[Element box annotations]
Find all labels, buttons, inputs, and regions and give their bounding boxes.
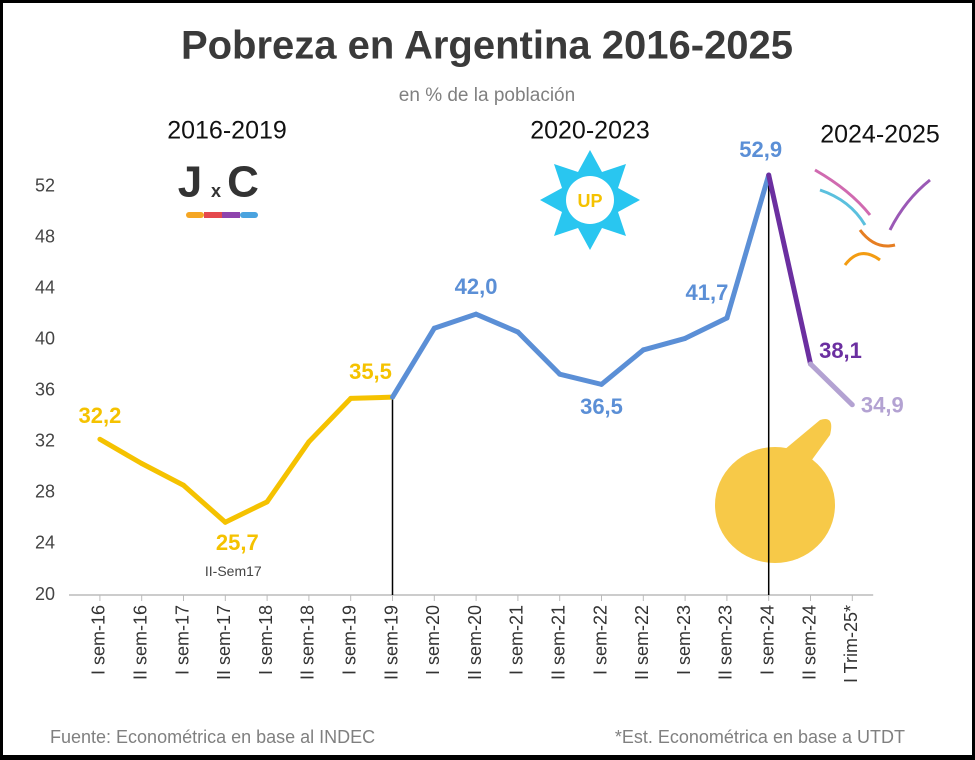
line-segment	[348, 394, 395, 401]
line-segment	[181, 482, 228, 525]
x-tick-label: I sem-17	[172, 605, 192, 675]
wing	[888, 178, 931, 231]
y-tick-label: 24	[35, 533, 55, 553]
x-tick-label: I sem-16	[89, 605, 109, 675]
y-tick-label: 32	[35, 431, 55, 451]
x-tick-label: I sem-23	[674, 605, 694, 675]
value-label: 35,5	[349, 359, 392, 384]
line-segment	[97, 436, 145, 467]
value-label: 42,0	[455, 274, 498, 299]
line-segment	[139, 461, 186, 488]
line-segment	[515, 329, 563, 377]
logo-text: J	[178, 158, 202, 207]
value-label: 41,7	[685, 280, 728, 305]
y-tick-label: 28	[35, 482, 55, 502]
line-segment	[431, 311, 479, 331]
annotation: II-Sem17	[205, 563, 262, 579]
x-tick-label: I Trim-25*	[841, 605, 861, 683]
x-tick-label: II sem-19	[381, 605, 401, 680]
x-tick-label: I sem-21	[507, 605, 527, 675]
x-tick-label: I sem-22	[590, 605, 610, 675]
chart-title: Pobreza en Argentina 2016-2025	[181, 24, 793, 68]
logo-text: UP	[577, 191, 602, 211]
x-tick-label: II sem-16	[130, 605, 150, 680]
period-label: 2020-2023	[530, 117, 650, 145]
y-tick-label: 52	[35, 175, 55, 195]
source: Fuente: Econométrica en base al INDEC	[50, 727, 375, 747]
line-segment	[557, 371, 604, 387]
y-tick-label: 36	[35, 380, 55, 400]
line-segment	[264, 439, 312, 505]
chart-subtitle: en % de la población	[399, 85, 575, 106]
period-label: 2024-2025	[820, 121, 940, 149]
line-segment	[682, 315, 730, 341]
body	[858, 229, 896, 248]
line-segment	[306, 395, 354, 445]
line-segment	[473, 311, 521, 335]
y-tick-label: 44	[35, 277, 55, 297]
logo-text: C	[227, 158, 259, 207]
line-segment	[808, 361, 855, 408]
background	[3, 3, 972, 755]
period-label: 2016-2019	[167, 117, 287, 145]
value-label: 25,7	[216, 530, 259, 555]
y-tick-label: 20	[35, 584, 55, 604]
x-tick-label: II sem-20	[465, 605, 485, 680]
up-logo: UP	[540, 150, 640, 250]
value-label: 32,2	[78, 403, 121, 428]
hand	[715, 419, 835, 563]
logo-text: x	[211, 181, 221, 201]
line-segment	[599, 347, 646, 387]
y-tick-label: 40	[35, 328, 55, 348]
bird-logo	[814, 168, 931, 266]
x-tick-label: II sem-23	[716, 605, 736, 680]
x-tick-label: I sem-24	[757, 605, 777, 675]
line-segment	[390, 325, 437, 400]
value-label: 38,1	[819, 338, 862, 363]
x-tick-label: I sem-18	[256, 605, 276, 675]
value-label: 36,5	[580, 394, 623, 419]
value-label: 52,9	[739, 137, 782, 162]
hand-finger	[760, 419, 832, 490]
x-tick-label: II sem-22	[632, 605, 652, 680]
tail	[843, 252, 881, 266]
x-tick-label: II sem-18	[298, 605, 318, 680]
sun-core	[566, 176, 614, 224]
line-segment	[222, 499, 270, 525]
x-tick-label: II sem-17	[214, 605, 234, 680]
logo-bar	[204, 212, 222, 218]
wing	[814, 168, 872, 216]
logo-bar	[186, 212, 204, 218]
x-tick-label: I sem-19	[339, 605, 359, 675]
line-segment	[766, 172, 813, 367]
x-tick-label: II sem-21	[548, 605, 568, 680]
y-tick-label: 48	[35, 226, 55, 246]
line-segment	[640, 335, 688, 353]
x-tick-label: II sem-24	[799, 605, 819, 680]
wing	[819, 188, 867, 226]
x-tick-label: I sem-20	[423, 605, 443, 675]
value-label: 34,9	[861, 393, 904, 418]
hand-palm	[715, 447, 835, 563]
line-segment	[724, 172, 772, 321]
logo-bar	[240, 212, 258, 218]
note: *Est. Econométrica en base a UTDT	[615, 727, 905, 747]
jxc-logo: J x C	[178, 158, 259, 218]
logo-bar	[222, 212, 240, 218]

__THE EXERCISE__: Put each line of the data above into a numbered list, skipping any blank lines and leaving out the pictures.

__RESULT FOR THIS TASK__:
1. Find all labels, buttons, inputs, and regions and give their bounding boxes.
2. line-segment	[348, 394, 395, 401]
3. line-segment	[181, 482, 228, 525]
4. x-tick-label: I sem-17	[172, 605, 192, 675]
5. wing	[888, 178, 931, 231]
6. y-tick-label: 24	[35, 533, 55, 553]
7. x-tick-label: I sem-16	[89, 605, 109, 675]
8. y-tick-label: 32	[35, 431, 55, 451]
9. x-tick-label: I sem-23	[674, 605, 694, 675]
10. value-label: 35,5	[349, 359, 392, 384]
11. line-segment	[97, 436, 145, 467]
12. value-label: 42,0	[455, 274, 498, 299]
13. line-segment	[139, 461, 186, 488]
14. line-segment	[515, 329, 563, 377]
15. logo-text: J	[178, 158, 202, 207]
16. value-label: 41,7	[685, 280, 728, 305]
17. y-tick-label: 28	[35, 482, 55, 502]
18. line-segment	[431, 311, 479, 331]
19. annotation: II-Sem17	[205, 563, 262, 579]
20. x-tick-label: I Trim-25*	[841, 605, 861, 683]
21. x-tick-label: II sem-19	[381, 605, 401, 680]
22. x-tick-label: I sem-21	[507, 605, 527, 675]
23. x-tick-label: I sem-22	[590, 605, 610, 675]
24. chart-title: Pobreza en Argentina 2016-2025	[181, 24, 793, 68]
25. logo-text: UP	[577, 191, 602, 211]
26. x-tick-label: II sem-16	[130, 605, 150, 680]
27. period-label: 2020-2023	[530, 117, 650, 145]
28. y-tick-label: 52	[35, 175, 55, 195]
29. source: Fuente: Econométrica en base al INDEC	[50, 727, 375, 747]
30. line-segment	[557, 371, 604, 387]
31. y-tick-label: 36	[35, 380, 55, 400]
32. line-segment	[264, 439, 312, 505]
33. chart-subtitle: en % de la población	[399, 85, 575, 106]
34. period-label: 2024-2025	[820, 121, 940, 149]
35. line-segment	[682, 315, 730, 341]
36. body	[858, 229, 896, 248]
37. line-segment	[306, 395, 354, 445]
38. line-segment	[473, 311, 521, 335]
39. y-tick-label: 44	[35, 277, 55, 297]
40. logo-text: C	[227, 158, 259, 207]
41. line-segment	[808, 361, 855, 408]
42. background	[3, 3, 972, 755]
43. period-label: 2016-2019	[167, 117, 287, 145]
44. value-label: 25,7	[216, 530, 259, 555]
45. y-tick-label: 20	[35, 584, 55, 604]
46. x-tick-label: II sem-20	[465, 605, 485, 680]
47. up-logo: UP	[540, 150, 640, 250]
48. value-label: 32,2	[78, 403, 121, 428]
49. hand	[715, 419, 835, 563]
50. logo-text: x	[211, 181, 221, 201]
51. line-segment	[599, 347, 646, 387]
52. y-tick-label: 40	[35, 328, 55, 348]
53. bird-logo	[814, 168, 931, 266]
54. x-tick-label: II sem-23	[716, 605, 736, 680]
55. x-tick-label: I sem-24	[757, 605, 777, 675]
56. line-segment	[390, 325, 437, 400]
57. value-label: 38,1	[819, 338, 862, 363]
58. x-tick-label: I sem-18	[256, 605, 276, 675]
59. value-label: 36,5	[580, 394, 623, 419]
60. value-label: 52,9	[739, 137, 782, 162]
61. hand-finger	[760, 419, 832, 490]
62. x-tick-label: II sem-22	[632, 605, 652, 680]
63. tail	[843, 252, 881, 266]
64. x-tick-label: II sem-18	[298, 605, 318, 680]
65. sun-core	[566, 176, 614, 224]
66. line-segment	[222, 499, 270, 525]
67. x-tick-label: II sem-17	[214, 605, 234, 680]
68. logo-bar	[204, 212, 222, 218]
69. wing	[814, 168, 872, 216]
70. logo-bar	[186, 212, 204, 218]
71. x-tick-label: I sem-19	[339, 605, 359, 675]
72. line-segment	[766, 172, 813, 367]
73. x-tick-label: II sem-21	[548, 605, 568, 680]
74. y-tick-label: 48	[35, 226, 55, 246]
75. line-segment	[640, 335, 688, 353]
76. x-tick-label: II sem-24	[799, 605, 819, 680]
77. wing	[819, 188, 867, 226]
78. x-tick-label: I sem-20	[423, 605, 443, 675]
79. value-label: 34,9	[861, 393, 904, 418]
80. hand-palm	[715, 447, 835, 563]
81. line-segment	[724, 172, 772, 321]
82. logo-bar	[240, 212, 258, 218]
83. note: *Est. Econométrica en base a UTDT	[615, 727, 905, 747]
84. jxc-logo: J x C	[178, 158, 259, 218]
85. logo-bar	[222, 212, 240, 218]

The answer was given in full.